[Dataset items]
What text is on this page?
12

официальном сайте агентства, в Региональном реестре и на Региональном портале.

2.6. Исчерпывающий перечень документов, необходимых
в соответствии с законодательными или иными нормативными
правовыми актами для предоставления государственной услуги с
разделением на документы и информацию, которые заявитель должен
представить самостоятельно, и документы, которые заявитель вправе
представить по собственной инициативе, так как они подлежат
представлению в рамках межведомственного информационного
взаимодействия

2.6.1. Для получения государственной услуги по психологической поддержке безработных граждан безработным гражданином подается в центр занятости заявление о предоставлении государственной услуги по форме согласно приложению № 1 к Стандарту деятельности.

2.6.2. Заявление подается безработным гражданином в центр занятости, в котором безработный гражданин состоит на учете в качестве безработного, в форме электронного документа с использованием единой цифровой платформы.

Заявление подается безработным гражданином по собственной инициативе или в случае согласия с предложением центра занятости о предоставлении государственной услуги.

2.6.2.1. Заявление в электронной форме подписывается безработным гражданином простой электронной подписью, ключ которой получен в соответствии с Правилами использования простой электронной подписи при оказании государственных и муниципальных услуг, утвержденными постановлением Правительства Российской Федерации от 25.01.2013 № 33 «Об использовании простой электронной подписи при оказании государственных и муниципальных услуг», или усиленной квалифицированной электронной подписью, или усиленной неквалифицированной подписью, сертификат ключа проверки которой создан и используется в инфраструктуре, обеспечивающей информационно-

● Task statement
Please set down each line of the records exactly as given.

● Exercise solution
What text is on this page?
12

официальном сайте агентства, в Региональном реестре и на Региональном портале.

2.6. Исчерпывающий перечень документов, необходимых
в соответствии с законодательными или иными нормативными
правовыми актами для предоставления государственной услуги с
разделением на документы и информацию, которые заявитель должен
представить самостоятельно, и документы, которые заявитель вправе
представить по собственной инициативе, так как они подлежат
представлению в рамках межведомственного информационного
взаимодействия

2.6.1. Для получения государственной услуги по психологической поддержке безработных граждан безработным гражданином подается в центр занятости заявление о предоставлении государственной услуги по форме согласно приложению № 1 к Стандарту деятельности.

2.6.2. Заявление подается безработным гражданином в центр занятости, в котором безработный гражданин состоит на учете в качестве безработного, в форме электронного документа с использованием единой цифровой платформы.

Заявление подается безработным гражданином по собственной инициативе или в случае согласия с предложением центра занятости о предоставлении государственной услуги.

2.6.2.1. Заявление в электронной форме подписывается безработным гражданином простой электронной подписью, ключ которой получен в соответствии с Правилами использования простой электронной подписи при оказании государственных и муниципальных услуг, утвержденными постановлением Правительства Российской Федерации от 25.01.2013 № 33 «Об использовании простой электронной подписи при оказании государственных и муниципальных услуг», или усиленной квалифицированной электронной подписью, или усиленной неквалифицированной подписью, сертификат ключа проверки которой создан и используется в инфраструктуре, обеспечивающей информационно-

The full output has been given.